■ **Written exercise**: From the entries that follow, gather each line holding the word "mediante".

[Records from a dataset]
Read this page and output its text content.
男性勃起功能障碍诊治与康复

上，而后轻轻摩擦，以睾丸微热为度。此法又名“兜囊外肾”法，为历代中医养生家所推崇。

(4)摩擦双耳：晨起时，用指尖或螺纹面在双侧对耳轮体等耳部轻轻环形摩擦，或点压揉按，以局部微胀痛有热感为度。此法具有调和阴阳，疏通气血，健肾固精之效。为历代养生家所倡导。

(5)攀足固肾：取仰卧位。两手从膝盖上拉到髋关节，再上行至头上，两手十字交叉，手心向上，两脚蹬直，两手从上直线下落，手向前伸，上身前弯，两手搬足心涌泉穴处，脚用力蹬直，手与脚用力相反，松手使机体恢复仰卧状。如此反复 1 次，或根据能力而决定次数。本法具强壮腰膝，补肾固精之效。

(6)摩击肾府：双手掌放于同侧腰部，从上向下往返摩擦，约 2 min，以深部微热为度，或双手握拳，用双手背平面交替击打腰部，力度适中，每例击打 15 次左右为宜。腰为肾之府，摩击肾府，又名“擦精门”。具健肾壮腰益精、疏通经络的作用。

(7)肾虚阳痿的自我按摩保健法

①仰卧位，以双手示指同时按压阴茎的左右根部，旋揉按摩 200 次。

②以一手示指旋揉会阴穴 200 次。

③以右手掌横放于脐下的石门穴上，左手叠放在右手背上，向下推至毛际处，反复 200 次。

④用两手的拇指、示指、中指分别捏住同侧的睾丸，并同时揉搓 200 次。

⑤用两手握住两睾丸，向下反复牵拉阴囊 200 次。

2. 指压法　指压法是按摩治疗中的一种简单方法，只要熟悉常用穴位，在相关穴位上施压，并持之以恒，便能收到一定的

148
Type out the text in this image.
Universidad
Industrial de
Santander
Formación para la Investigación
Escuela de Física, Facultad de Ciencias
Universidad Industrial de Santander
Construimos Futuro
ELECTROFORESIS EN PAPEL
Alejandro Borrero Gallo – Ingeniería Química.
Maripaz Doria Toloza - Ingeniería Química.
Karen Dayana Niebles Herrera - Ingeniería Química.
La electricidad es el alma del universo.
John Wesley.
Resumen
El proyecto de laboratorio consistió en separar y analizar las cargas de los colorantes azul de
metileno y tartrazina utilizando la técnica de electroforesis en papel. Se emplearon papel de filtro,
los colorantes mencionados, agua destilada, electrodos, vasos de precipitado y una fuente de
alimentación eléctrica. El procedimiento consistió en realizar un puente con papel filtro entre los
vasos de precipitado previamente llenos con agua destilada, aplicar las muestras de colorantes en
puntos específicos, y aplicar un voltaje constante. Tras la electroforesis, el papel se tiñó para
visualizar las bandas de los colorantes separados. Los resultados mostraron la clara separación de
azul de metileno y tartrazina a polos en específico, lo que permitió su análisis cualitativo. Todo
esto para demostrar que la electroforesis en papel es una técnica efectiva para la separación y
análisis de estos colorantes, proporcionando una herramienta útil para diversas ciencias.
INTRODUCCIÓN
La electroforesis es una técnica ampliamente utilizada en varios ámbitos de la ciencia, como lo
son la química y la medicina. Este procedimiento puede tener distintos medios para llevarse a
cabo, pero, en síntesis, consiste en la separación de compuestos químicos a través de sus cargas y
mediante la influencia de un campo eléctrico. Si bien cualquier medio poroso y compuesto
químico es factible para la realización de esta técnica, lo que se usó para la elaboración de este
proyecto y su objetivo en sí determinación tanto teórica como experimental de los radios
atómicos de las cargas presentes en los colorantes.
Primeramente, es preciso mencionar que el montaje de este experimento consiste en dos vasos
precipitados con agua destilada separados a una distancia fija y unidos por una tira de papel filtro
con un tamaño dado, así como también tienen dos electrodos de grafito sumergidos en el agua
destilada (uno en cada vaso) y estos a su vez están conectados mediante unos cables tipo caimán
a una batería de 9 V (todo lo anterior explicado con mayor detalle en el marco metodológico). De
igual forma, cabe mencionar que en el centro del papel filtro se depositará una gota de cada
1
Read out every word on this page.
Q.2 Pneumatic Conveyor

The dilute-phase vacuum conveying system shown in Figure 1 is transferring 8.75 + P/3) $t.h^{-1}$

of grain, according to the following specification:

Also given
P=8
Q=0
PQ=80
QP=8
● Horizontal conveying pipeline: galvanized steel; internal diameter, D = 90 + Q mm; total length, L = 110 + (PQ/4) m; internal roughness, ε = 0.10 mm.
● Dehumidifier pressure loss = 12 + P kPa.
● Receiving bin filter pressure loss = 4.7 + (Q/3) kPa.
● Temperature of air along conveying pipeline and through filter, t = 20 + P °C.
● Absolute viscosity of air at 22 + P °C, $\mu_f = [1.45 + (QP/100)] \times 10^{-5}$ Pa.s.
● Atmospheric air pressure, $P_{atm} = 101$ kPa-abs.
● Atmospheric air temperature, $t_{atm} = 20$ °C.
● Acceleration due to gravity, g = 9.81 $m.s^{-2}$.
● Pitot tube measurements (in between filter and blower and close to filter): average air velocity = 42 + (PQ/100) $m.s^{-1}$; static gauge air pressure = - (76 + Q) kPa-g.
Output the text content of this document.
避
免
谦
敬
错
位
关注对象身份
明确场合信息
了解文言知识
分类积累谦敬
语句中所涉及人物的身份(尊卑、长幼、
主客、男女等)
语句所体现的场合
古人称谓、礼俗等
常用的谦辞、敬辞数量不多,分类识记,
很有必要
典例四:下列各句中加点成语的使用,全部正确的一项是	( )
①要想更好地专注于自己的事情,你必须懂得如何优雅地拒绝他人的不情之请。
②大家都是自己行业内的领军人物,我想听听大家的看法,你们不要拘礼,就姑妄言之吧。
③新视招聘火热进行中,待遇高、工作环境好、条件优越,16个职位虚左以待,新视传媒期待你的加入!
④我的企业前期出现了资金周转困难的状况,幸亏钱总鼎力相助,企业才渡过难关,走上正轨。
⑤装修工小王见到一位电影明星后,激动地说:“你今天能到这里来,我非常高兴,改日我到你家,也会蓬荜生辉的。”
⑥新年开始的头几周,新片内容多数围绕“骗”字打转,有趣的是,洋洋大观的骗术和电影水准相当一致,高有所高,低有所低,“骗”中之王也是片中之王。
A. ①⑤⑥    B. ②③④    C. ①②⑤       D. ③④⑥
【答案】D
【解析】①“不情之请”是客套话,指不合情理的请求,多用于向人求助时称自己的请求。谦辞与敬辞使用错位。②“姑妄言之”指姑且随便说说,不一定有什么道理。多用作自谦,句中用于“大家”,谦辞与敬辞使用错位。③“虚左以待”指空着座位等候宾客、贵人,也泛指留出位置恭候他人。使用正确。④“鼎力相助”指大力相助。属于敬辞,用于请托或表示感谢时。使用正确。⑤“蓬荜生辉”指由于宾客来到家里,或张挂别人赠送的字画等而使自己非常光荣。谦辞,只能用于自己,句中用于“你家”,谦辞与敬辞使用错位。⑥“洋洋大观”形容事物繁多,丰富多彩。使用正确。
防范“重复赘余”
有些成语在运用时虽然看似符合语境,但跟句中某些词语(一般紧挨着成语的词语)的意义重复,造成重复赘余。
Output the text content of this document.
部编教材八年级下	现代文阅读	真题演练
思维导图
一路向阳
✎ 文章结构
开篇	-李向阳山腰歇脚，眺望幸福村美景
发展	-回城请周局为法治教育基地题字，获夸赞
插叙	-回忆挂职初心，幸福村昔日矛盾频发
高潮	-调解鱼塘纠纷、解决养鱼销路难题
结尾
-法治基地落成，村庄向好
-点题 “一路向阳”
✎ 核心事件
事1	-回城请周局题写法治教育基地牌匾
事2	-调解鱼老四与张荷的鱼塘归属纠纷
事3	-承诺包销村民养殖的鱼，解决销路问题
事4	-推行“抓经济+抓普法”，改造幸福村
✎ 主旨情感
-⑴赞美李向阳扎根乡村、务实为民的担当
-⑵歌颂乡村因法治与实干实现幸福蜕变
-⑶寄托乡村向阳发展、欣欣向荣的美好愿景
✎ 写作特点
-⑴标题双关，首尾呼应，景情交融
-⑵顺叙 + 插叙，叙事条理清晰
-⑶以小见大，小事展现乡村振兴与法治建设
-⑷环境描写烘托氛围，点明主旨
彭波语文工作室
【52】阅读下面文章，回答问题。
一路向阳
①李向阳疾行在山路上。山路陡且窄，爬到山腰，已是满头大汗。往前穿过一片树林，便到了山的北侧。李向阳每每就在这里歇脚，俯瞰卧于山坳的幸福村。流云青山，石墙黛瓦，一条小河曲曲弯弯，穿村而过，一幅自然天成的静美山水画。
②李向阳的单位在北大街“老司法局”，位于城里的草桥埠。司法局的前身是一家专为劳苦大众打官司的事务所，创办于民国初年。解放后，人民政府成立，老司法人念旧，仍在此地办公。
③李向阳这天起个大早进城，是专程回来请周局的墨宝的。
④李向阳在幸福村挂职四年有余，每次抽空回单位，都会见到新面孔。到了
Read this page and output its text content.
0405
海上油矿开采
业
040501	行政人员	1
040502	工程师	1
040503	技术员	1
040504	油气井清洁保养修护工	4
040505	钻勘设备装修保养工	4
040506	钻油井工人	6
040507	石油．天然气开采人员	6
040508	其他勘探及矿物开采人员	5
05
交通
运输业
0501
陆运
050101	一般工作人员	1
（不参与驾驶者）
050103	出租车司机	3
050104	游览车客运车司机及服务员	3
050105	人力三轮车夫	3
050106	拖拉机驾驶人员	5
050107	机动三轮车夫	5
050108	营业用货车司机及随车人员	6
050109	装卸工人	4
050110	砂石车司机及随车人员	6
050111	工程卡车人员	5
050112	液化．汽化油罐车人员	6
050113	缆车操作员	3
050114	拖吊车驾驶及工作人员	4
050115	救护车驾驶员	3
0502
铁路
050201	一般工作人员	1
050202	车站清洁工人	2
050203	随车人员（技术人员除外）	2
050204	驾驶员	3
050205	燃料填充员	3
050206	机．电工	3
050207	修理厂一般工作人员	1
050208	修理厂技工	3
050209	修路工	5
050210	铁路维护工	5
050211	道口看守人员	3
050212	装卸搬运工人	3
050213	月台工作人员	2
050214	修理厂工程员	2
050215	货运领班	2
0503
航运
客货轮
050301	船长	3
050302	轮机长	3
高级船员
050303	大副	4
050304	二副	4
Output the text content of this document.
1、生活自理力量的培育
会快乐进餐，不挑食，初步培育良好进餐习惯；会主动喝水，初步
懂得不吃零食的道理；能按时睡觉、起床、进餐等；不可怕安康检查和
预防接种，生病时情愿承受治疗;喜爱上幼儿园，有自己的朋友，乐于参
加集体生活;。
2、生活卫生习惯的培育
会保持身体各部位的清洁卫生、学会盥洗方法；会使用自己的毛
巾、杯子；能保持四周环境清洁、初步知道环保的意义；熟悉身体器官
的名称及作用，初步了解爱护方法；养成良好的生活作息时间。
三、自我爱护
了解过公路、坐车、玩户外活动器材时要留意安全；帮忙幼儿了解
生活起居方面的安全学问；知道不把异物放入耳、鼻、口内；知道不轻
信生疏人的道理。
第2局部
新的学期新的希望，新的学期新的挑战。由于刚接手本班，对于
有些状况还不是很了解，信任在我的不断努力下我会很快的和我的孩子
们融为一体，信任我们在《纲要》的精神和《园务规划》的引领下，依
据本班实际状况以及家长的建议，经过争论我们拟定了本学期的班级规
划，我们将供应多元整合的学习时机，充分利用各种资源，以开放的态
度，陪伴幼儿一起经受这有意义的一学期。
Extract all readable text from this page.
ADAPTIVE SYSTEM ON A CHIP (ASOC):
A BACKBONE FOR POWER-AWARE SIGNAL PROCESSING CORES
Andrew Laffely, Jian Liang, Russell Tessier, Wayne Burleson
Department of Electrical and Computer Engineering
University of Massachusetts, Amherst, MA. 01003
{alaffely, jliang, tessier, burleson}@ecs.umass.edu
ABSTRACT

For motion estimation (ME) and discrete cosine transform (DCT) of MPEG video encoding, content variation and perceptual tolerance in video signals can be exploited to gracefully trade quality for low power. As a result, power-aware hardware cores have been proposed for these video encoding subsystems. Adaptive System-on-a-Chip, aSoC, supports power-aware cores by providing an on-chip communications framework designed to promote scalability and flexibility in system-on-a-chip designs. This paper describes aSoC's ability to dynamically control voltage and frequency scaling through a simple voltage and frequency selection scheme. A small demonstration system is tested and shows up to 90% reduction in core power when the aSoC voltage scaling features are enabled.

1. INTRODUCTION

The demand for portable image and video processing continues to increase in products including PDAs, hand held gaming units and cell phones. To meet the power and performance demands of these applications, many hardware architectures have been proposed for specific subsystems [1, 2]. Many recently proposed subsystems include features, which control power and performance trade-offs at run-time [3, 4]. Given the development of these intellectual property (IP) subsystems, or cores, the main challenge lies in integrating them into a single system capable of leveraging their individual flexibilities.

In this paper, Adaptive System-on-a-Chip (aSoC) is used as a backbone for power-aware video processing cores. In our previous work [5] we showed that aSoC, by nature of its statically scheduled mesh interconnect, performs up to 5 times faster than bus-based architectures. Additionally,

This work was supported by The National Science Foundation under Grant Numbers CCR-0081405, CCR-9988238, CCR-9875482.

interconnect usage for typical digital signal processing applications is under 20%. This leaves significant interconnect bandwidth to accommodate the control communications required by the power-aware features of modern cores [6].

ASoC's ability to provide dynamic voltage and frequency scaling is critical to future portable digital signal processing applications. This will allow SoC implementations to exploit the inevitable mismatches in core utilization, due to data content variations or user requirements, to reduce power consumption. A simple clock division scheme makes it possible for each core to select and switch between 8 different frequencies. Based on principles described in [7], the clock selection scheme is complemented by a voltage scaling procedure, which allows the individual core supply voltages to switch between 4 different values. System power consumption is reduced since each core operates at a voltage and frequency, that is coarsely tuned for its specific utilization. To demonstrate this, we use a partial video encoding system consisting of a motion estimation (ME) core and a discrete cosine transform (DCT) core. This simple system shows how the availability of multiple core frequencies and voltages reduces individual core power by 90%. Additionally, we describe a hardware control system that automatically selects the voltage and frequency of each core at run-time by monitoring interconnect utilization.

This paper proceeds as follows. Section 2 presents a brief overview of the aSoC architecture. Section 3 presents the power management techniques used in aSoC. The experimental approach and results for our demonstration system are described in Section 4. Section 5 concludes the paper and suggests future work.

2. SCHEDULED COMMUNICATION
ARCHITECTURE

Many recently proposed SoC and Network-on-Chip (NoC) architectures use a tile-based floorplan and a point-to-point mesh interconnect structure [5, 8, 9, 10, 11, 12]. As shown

■ **Result**:
mediante la influencia de un campo eléctrico. Si bien cualquier medio poroso y compuesto
destilada (uno en cada vaso) y estos a su vez están conectados mediante unos cables tipo caimán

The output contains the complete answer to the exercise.